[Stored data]
** START **
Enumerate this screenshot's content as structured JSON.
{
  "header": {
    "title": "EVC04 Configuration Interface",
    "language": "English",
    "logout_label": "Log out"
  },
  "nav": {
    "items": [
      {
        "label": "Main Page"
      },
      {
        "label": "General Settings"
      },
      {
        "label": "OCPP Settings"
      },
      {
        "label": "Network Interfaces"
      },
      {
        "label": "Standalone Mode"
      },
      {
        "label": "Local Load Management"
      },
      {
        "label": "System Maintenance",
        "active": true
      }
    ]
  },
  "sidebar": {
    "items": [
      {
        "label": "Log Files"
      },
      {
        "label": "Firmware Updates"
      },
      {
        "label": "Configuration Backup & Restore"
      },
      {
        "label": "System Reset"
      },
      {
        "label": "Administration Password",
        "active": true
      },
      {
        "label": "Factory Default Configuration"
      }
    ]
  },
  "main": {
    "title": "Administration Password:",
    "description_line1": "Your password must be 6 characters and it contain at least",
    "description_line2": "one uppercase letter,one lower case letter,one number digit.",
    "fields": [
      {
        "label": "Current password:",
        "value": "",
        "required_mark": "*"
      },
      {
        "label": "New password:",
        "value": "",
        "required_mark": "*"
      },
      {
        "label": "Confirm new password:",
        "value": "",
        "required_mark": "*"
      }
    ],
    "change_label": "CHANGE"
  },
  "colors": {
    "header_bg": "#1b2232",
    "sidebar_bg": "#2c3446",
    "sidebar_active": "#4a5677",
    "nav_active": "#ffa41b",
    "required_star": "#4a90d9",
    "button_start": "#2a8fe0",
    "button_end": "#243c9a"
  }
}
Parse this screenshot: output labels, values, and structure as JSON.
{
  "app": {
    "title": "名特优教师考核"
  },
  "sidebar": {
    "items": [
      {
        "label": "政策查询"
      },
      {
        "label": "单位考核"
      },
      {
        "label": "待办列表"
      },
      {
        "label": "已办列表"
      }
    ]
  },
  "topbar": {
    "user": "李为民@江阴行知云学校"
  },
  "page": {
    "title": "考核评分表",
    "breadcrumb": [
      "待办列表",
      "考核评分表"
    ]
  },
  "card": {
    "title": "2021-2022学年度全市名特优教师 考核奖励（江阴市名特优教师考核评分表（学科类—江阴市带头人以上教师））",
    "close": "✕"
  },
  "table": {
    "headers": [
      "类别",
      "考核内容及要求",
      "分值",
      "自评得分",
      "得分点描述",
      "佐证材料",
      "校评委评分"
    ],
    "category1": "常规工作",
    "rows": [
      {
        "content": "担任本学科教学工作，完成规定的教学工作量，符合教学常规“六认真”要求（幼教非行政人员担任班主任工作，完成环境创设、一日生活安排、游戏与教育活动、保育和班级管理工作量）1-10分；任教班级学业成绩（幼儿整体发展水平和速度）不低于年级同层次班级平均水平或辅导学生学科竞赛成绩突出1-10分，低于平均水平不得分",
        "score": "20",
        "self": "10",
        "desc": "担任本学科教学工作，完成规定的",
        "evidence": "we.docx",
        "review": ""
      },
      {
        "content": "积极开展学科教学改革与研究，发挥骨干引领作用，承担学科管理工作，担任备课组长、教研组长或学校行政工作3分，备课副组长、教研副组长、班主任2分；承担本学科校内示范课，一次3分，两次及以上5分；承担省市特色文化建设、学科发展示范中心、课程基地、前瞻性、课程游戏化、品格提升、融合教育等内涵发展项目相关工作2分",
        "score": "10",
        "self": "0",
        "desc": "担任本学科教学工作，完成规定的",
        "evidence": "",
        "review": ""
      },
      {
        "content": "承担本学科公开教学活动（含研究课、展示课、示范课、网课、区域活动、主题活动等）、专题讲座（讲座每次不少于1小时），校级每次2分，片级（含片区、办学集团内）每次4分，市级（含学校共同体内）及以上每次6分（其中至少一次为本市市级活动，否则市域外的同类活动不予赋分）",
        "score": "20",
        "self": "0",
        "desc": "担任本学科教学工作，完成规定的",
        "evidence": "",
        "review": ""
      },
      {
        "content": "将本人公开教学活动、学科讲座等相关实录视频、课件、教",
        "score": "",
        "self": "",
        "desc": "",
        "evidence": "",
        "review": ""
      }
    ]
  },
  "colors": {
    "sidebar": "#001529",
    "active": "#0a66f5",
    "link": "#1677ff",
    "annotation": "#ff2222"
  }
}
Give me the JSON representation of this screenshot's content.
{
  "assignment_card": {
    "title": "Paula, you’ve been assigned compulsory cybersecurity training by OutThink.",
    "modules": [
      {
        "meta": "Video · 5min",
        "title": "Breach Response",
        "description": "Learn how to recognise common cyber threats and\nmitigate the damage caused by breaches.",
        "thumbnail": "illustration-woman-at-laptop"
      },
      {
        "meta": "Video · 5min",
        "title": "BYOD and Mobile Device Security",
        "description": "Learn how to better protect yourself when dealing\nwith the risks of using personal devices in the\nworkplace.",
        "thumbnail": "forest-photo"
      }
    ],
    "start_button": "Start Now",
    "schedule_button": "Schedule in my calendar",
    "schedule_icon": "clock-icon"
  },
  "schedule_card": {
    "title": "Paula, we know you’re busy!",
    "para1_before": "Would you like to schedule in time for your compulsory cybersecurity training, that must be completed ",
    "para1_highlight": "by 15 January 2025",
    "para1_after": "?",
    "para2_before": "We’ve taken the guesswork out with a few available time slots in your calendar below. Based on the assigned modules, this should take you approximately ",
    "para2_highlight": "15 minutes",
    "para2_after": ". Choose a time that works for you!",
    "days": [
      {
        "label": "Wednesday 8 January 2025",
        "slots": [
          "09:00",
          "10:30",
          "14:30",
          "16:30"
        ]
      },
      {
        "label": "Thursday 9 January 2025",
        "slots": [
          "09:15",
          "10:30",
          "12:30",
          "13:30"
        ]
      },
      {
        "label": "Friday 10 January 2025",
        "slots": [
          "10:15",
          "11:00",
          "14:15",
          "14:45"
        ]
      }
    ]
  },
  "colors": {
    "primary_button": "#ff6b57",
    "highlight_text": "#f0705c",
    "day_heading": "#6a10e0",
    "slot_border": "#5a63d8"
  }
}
** END **
## Goal
Pick out each line containing the string "System" and copy it.

## Completed exercise
        "label": "System Maintenance",
        "label": "System Reset"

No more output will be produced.